__Given data__
- - - -

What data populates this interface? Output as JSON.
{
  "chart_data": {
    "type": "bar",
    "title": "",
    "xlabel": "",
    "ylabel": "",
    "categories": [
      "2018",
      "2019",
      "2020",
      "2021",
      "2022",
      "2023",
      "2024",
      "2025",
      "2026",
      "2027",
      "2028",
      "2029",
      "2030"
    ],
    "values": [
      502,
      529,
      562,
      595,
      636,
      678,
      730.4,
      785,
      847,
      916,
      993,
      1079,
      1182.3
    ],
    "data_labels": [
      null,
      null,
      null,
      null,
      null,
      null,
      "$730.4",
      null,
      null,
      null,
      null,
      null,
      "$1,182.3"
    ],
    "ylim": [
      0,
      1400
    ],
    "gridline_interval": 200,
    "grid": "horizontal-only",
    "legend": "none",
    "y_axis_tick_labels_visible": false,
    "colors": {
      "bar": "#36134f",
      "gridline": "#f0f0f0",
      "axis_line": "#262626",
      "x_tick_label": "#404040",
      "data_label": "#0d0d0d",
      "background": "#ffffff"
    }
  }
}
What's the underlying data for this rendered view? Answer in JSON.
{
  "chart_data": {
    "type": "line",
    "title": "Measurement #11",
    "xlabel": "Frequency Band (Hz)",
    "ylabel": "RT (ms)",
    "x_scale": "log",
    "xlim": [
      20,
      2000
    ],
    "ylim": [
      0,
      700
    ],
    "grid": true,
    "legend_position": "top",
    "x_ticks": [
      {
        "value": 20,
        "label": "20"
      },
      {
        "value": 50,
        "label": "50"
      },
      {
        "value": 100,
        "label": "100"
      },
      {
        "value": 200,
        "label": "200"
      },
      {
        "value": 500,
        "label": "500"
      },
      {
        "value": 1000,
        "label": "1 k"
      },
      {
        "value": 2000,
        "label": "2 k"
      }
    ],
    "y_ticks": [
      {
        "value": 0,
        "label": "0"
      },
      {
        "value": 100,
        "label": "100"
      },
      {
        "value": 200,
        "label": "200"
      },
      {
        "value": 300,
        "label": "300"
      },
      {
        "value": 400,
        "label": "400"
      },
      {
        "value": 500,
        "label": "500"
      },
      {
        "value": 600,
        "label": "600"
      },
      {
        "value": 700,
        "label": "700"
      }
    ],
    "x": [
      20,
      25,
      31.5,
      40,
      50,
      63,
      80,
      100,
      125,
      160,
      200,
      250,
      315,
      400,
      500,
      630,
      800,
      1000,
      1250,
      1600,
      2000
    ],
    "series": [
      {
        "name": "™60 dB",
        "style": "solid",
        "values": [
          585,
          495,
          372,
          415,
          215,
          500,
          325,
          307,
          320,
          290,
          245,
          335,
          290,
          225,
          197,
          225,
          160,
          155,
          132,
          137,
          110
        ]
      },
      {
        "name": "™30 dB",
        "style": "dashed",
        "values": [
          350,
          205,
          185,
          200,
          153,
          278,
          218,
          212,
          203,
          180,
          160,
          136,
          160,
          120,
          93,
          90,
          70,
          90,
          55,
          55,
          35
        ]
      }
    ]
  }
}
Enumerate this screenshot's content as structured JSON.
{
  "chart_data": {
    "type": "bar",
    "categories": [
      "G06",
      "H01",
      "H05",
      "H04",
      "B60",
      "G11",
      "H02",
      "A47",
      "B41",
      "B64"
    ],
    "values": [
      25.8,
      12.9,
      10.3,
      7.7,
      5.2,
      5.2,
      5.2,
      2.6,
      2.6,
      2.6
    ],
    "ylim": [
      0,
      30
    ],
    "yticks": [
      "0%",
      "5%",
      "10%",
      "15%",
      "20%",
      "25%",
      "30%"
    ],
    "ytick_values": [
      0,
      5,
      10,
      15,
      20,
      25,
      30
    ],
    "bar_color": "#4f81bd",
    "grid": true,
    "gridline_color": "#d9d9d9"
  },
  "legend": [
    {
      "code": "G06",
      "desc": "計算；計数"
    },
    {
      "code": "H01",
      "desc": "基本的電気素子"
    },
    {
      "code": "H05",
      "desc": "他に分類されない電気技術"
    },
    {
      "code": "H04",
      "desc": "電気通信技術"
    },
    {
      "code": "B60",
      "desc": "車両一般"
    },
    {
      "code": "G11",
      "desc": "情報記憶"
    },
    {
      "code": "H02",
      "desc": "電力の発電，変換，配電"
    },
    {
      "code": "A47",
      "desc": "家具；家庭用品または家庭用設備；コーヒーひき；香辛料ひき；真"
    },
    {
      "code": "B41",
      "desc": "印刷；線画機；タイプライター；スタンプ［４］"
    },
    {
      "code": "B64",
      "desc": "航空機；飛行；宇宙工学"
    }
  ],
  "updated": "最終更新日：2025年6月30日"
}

- - - -

__Task requirements__
Extract every entry above as it appears.

__Correct response__
What data populates this interface? Output as JSON.
{
  "chart_data": {
    "type": "bar",
    "title": "",
    "xlabel": "",
    "ylabel": "",
    "categories": [
      "2018",
      "2019",
      "2020",
      "2021",
      "2022",
      "2023",
      "2024",
      "2025",
      "2026",
      "2027",
      "2028",
      "2029",
      "2030"
    ],
    "values": [
      502,
      529,
      562,
      595,
      636,
      678,
      730.4,
      785,
      847,
      916,
      993,
      1079,
      1182.3
    ],
    "data_labels": [
      null,
      null,
      null,
      null,
      null,
      null,
      "$730.4",
      null,
      null,
      null,
      null,
      null,
      "$1,182.3"
    ],
    "ylim": [
      0,
      1400
    ],
    "gridline_interval": 200,
    "grid": "horizontal-only",
    "legend": "none",
    "y_axis_tick_labels_visible": false,
    "colors": {
      "bar": "#36134f",
      "gridline": "#f0f0f0",
      "axis_line": "#262626",
      "x_tick_label": "#404040",
      "data_label": "#0d0d0d",
      "background": "#ffffff"
    }
  }
}
What's the underlying data for this rendered view? Answer in JSON.
{
  "chart_data": {
    "type": "line",
    "title": "Measurement #11",
    "xlabel": "Frequency Band (Hz)",
    "ylabel": "RT (ms)",
    "x_scale": "log",
    "xlim": [
      20,
      2000
    ],
    "ylim": [
      0,
      700
    ],
    "grid": true,
    "legend_position": "top",
    "x_ticks": [
      {
        "value": 20,
        "label": "20"
      },
      {
        "value": 50,
        "label": "50"
      },
      {
        "value": 100,
        "label": "100"
      },
      {
        "value": 200,
        "label": "200"
      },
      {
        "value": 500,
        "label": "500"
      },
      {
        "value": 1000,
        "label": "1 k"
      },
      {
        "value": 2000,
        "label": "2 k"
      }
    ],
    "y_ticks": [
      {
        "value": 0,
        "label": "0"
      },
      {
        "value": 100,
        "label": "100"
      },
      {
        "value": 200,
        "label": "200"
      },
      {
        "value": 300,
        "label": "300"
      },
      {
        "value": 400,
        "label": "400"
      },
      {
        "value": 500,
        "label": "500"
      },
      {
        "value": 600,
        "label": "600"
      },
      {
        "value": 700,
        "label": "700"
      }
    ],
    "x": [
      20,
      25,
      31.5,
      40,
      50,
      63,
      80,
      100,
      125,
      160,
      200,
      250,
      315,
      400,
      500,
      630,
      800,
      1000,
      1250,
      1600,
      2000
    ],
    "series": [
      {
        "name": "™60 dB",
        "style": "solid",
        "values": [
          585,
          495,
          372,
          415,
          215,
          500,
          325,
          307,
          320,
          290,
          245,
          335,
          290,
          225,
          197,
          225,
          160,
          155,
          132,
          137,
          110
        ]
      },
      {
        "name": "™30 dB",
        "style": "dashed",
        "values": [
          350,
          205,
          185,
          200,
          153,
          278,
          218,
          212,
          203,
          180,
          160,
          136,
          160,
          120,
          93,
          90,
          70,
          90,
          55,
          55,
          35
        ]
      }
    ]
  }
}
Enumerate this screenshot's content as structured JSON.
{
  "chart_data": {
    "type": "bar",
    "categories": [
      "G06",
      "H01",
      "H05",
      "H04",
      "B60",
      "G11",
      "H02",
      "A47",
      "B41",
      "B64"
    ],
    "values": [
      25.8,
      12.9,
      10.3,
      7.7,
      5.2,
      5.2,
      5.2,
      2.6,
      2.6,
      2.6
    ],
    "ylim": [
      0,
      30
    ],
    "yticks": [
      "0%",
      "5%",
      "10%",
      "15%",
      "20%",
      "25%",
      "30%"
    ],
    "ytick_values": [
      0,
      5,
      10,
      15,
      20,
      25,
      30
    ],
    "bar_color": "#4f81bd",
    "grid": true,
    "gridline_color": "#d9d9d9"
  },
  "legend": [
    {
      "code": "G06",
      "desc": "計算；計数"
    },
    {
      "code": "H01",
      "desc": "基本的電気素子"
    },
    {
      "code": "H05",
      "desc": "他に分類されない電気技術"
    },
    {
      "code": "H04",
      "desc": "電気通信技術"
    },
    {
      "code": "B60",
      "desc": "車両一般"
    },
    {
      "code": "G11",
      "desc": "情報記憶"
    },
    {
      "code": "H02",
      "desc": "電力の発電，変換，配電"
    },
    {
      "code": "A47",
      "desc": "家具；家庭用品または家庭用設備；コーヒーひき；香辛料ひき；真"
    },
    {
      "code": "B41",
      "desc": "印刷；線画機；タイプライター；スタンプ［４］"
    },
    {
      "code": "B64",
      "desc": "航空機；飛行；宇宙工学"
    }
  ],
  "updated": "最終更新日：2025年6月30日"
}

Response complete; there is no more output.